Stored data:
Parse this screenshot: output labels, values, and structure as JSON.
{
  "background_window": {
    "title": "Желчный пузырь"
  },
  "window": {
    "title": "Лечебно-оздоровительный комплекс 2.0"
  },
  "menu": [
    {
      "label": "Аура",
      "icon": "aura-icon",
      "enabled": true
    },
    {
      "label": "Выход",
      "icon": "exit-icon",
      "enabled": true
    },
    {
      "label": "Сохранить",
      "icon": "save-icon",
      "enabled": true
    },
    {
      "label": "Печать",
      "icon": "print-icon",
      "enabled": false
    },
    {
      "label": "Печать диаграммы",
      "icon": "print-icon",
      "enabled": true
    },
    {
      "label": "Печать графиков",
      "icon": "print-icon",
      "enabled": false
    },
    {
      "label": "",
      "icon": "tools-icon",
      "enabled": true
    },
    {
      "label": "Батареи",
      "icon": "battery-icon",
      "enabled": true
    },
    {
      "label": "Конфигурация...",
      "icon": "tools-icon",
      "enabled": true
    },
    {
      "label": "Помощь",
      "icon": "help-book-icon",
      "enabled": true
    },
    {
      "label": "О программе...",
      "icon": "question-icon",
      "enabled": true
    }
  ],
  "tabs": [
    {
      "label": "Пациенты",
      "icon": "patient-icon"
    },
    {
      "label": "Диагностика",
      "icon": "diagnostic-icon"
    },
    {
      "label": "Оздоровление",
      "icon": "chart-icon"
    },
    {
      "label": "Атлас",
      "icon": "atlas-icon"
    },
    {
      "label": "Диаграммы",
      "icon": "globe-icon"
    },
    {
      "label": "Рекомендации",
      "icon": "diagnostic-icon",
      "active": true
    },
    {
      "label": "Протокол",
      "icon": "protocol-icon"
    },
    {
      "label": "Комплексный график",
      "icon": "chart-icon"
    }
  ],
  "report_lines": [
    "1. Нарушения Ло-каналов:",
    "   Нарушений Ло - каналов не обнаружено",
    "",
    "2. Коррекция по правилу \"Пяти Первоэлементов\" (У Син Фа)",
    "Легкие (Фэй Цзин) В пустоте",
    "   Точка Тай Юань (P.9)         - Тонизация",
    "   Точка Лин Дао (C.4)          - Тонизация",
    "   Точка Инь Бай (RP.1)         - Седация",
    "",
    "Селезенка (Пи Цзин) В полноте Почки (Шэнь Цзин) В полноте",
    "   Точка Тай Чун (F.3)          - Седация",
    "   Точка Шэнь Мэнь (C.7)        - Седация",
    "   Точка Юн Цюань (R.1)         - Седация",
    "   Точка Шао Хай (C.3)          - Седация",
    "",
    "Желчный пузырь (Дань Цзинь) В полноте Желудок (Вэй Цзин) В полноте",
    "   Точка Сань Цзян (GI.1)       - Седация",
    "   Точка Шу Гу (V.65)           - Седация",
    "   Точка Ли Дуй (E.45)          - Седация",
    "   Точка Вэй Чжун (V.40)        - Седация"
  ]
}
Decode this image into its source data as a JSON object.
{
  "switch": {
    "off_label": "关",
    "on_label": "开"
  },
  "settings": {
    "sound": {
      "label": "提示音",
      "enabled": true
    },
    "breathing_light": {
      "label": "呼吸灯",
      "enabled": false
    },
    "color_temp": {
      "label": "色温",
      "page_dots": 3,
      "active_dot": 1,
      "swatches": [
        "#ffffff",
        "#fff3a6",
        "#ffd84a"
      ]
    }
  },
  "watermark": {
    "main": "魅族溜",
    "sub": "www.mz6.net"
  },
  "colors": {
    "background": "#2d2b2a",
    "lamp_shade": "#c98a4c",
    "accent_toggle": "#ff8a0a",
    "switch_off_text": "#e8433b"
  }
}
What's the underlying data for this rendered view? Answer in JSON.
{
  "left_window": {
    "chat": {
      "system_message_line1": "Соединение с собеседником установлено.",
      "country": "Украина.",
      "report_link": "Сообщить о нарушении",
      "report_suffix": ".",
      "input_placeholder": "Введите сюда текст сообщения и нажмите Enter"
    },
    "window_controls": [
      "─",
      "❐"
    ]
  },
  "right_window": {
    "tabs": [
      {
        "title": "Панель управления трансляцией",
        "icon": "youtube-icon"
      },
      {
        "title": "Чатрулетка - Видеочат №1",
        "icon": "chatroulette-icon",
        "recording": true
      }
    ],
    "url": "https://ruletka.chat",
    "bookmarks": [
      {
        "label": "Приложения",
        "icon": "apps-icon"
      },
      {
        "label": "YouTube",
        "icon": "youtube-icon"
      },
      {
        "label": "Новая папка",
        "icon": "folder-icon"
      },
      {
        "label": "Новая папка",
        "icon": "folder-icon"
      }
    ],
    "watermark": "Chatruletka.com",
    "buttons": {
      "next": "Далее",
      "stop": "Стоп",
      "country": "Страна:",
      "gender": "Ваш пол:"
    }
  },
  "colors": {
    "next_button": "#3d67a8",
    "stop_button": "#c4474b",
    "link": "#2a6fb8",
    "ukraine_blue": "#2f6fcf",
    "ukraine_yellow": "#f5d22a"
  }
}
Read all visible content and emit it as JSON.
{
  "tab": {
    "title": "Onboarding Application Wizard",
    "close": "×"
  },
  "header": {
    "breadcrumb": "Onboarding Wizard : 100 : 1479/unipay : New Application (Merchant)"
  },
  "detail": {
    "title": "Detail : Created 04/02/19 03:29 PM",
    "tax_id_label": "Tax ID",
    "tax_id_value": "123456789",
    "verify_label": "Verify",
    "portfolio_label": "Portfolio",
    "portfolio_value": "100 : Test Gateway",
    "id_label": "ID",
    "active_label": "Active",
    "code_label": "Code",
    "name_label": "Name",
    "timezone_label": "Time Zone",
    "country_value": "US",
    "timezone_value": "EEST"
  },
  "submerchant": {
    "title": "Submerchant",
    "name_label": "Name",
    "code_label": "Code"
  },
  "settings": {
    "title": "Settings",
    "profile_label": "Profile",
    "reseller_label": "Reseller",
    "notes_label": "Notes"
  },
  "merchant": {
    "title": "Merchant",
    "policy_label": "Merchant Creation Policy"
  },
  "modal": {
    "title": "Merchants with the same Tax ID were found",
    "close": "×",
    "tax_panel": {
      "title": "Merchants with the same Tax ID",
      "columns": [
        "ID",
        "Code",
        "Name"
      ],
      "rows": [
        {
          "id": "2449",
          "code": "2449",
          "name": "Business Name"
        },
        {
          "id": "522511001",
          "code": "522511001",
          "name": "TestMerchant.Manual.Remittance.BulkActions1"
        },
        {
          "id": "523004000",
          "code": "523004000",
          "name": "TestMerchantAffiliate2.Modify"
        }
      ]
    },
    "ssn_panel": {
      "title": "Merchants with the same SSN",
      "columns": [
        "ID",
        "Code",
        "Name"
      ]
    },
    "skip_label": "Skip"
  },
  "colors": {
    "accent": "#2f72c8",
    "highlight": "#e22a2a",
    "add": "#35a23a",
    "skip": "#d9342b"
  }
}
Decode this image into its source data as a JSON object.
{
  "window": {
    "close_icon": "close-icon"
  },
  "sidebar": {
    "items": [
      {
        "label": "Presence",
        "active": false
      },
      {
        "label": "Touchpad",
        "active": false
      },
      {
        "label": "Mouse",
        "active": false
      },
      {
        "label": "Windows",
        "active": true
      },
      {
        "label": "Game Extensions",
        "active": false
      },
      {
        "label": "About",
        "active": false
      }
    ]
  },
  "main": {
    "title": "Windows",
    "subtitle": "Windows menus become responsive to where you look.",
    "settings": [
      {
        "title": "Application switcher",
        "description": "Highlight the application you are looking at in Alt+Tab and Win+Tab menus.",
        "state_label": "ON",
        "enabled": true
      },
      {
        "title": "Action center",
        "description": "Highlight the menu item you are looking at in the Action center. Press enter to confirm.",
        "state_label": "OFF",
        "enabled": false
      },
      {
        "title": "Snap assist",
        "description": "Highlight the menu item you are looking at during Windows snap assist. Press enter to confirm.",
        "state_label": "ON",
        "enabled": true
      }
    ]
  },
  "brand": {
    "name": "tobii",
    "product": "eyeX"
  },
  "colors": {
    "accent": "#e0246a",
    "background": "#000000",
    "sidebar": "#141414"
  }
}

*DO THIS*:
Give the number of lines in the records above that contain the word "Желчный". Reply with that number alone.

*OUTPUT FOR THIS EXERCISE*:
2